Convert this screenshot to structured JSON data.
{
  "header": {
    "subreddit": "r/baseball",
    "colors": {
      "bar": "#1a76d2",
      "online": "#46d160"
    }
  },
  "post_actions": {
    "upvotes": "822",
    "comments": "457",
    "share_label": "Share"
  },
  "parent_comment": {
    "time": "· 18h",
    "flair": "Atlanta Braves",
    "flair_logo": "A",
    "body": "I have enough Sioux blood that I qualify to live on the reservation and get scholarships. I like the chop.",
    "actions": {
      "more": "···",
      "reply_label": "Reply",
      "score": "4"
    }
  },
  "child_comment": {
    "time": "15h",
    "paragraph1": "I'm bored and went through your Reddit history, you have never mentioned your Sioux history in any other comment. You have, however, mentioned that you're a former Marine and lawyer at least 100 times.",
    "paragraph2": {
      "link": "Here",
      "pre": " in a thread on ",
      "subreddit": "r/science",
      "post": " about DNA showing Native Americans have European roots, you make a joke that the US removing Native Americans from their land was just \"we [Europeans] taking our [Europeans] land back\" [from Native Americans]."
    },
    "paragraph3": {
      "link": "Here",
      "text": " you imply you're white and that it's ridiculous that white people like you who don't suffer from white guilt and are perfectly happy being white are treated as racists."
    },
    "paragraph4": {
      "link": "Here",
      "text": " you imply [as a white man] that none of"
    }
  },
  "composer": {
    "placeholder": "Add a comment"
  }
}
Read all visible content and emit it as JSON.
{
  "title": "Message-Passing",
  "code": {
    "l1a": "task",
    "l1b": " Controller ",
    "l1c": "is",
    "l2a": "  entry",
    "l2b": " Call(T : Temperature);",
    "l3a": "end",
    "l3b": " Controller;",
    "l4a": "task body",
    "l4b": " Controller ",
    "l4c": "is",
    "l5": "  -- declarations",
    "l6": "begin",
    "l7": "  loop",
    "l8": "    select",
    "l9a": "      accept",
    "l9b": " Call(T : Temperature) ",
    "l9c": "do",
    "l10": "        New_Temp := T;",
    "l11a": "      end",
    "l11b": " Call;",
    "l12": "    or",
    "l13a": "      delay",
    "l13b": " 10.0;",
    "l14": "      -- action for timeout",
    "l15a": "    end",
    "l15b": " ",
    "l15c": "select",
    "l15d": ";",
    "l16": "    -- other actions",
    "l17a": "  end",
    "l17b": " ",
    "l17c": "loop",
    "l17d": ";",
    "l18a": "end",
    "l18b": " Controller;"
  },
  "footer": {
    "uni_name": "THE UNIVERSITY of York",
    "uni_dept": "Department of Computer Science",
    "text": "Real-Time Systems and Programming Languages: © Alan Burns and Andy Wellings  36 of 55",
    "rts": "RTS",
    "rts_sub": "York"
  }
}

--------------------

Given problem
Show all lines above holding "from".

Final result
      "post": " about DNA showing Native Americans have European roots, you make a joke that the US removing Native Americans from their land was just \"we [Europeans] taking our [Europeans] land back\" [from Native Americans]."
      "text": " you imply you're white and that it's ridiculous that white people like you who don't suffer from white guilt and are perfectly happy being white are treated as racists."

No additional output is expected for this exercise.